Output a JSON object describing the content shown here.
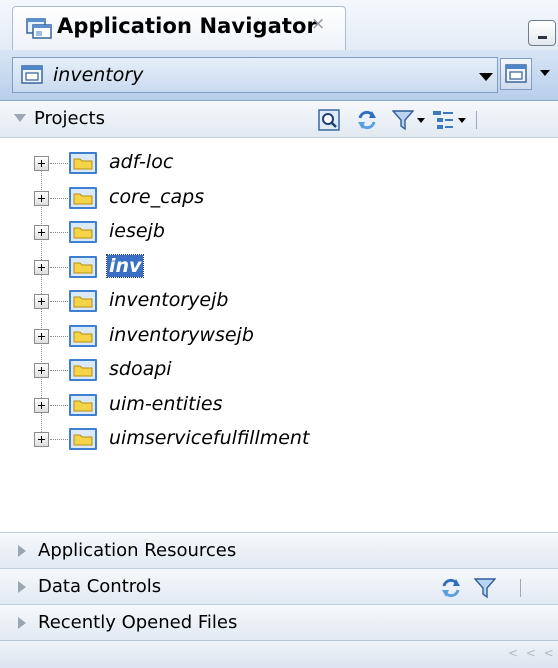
{
  "window": {
    "tab_title": "Application Navigator",
    "close_glyph": "×",
    "icon": "application-navigator-icon"
  },
  "application": {
    "selected": "inventory",
    "icon": "application-icon"
  },
  "projects": {
    "header_label": "Projects",
    "toolbar_icons": [
      "project-properties-icon",
      "refresh-icon",
      "filter-icon",
      "working-sets-icon"
    ],
    "items": [
      {
        "label": "adf-loc",
        "selected": false
      },
      {
        "label": "core_caps",
        "selected": false
      },
      {
        "label": "iesejb",
        "selected": false
      },
      {
        "label": "inv",
        "selected": true
      },
      {
        "label": "inventoryejb",
        "selected": false
      },
      {
        "label": "inventorywsejb",
        "selected": false
      },
      {
        "label": "sdoapi",
        "selected": false
      },
      {
        "label": "uim-entities",
        "selected": false
      },
      {
        "label": "uimservicefulfillment",
        "selected": false
      }
    ]
  },
  "panels": {
    "application_resources": "Application Resources",
    "data_controls": "Data Controls",
    "recently_opened_files": "Recently Opened Files"
  },
  "status": {
    "scroll_hint": "< < <"
  },
  "colors": {
    "selection": "#3a6fc4",
    "folder_yellow": "#f6d44a",
    "folder_blue": "#3f7fd0",
    "header_blue": "#b8cfea"
  }
}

○ ○ ○

**Work to complete:**
Transcribe the material exactly, keeping every word and none of the pictures.

**Output for this task:**
Output a JSON object describing the content shown here.
{
  "window": {
    "tab_title": "Application Navigator",
    "close_glyph": "×",
    "icon": "application-navigator-icon"
  },
  "application": {
    "selected": "inventory",
    "icon": "application-icon"
  },
  "projects": {
    "header_label": "Projects",
    "toolbar_icons": [
      "project-properties-icon",
      "refresh-icon",
      "filter-icon",
      "working-sets-icon"
    ],
    "items": [
      {
        "label": "adf-loc",
        "selected": false
      },
      {
        "label": "core_caps",
        "selected": false
      },
      {
        "label": "iesejb",
        "selected": false
      },
      {
        "label": "inv",
        "selected": true
      },
      {
        "label": "inventoryejb",
        "selected": false
      },
      {
        "label": "inventorywsejb",
        "selected": false
      },
      {
        "label": "sdoapi",
        "selected": false
      },
      {
        "label": "uim-entities",
        "selected": false
      },
      {
        "label": "uimservicefulfillment",
        "selected": false
      }
    ]
  },
  "panels": {
    "application_resources": "Application Resources",
    "data_controls": "Data Controls",
    "recently_opened_files": "Recently Opened Files"
  },
  "status": {
    "scroll_hint": "< < <"
  },
  "colors": {
    "selection": "#3a6fc4",
    "folder_yellow": "#f6d44a",
    "folder_blue": "#3f7fd0",
    "header_blue": "#b8cfea"
  }
}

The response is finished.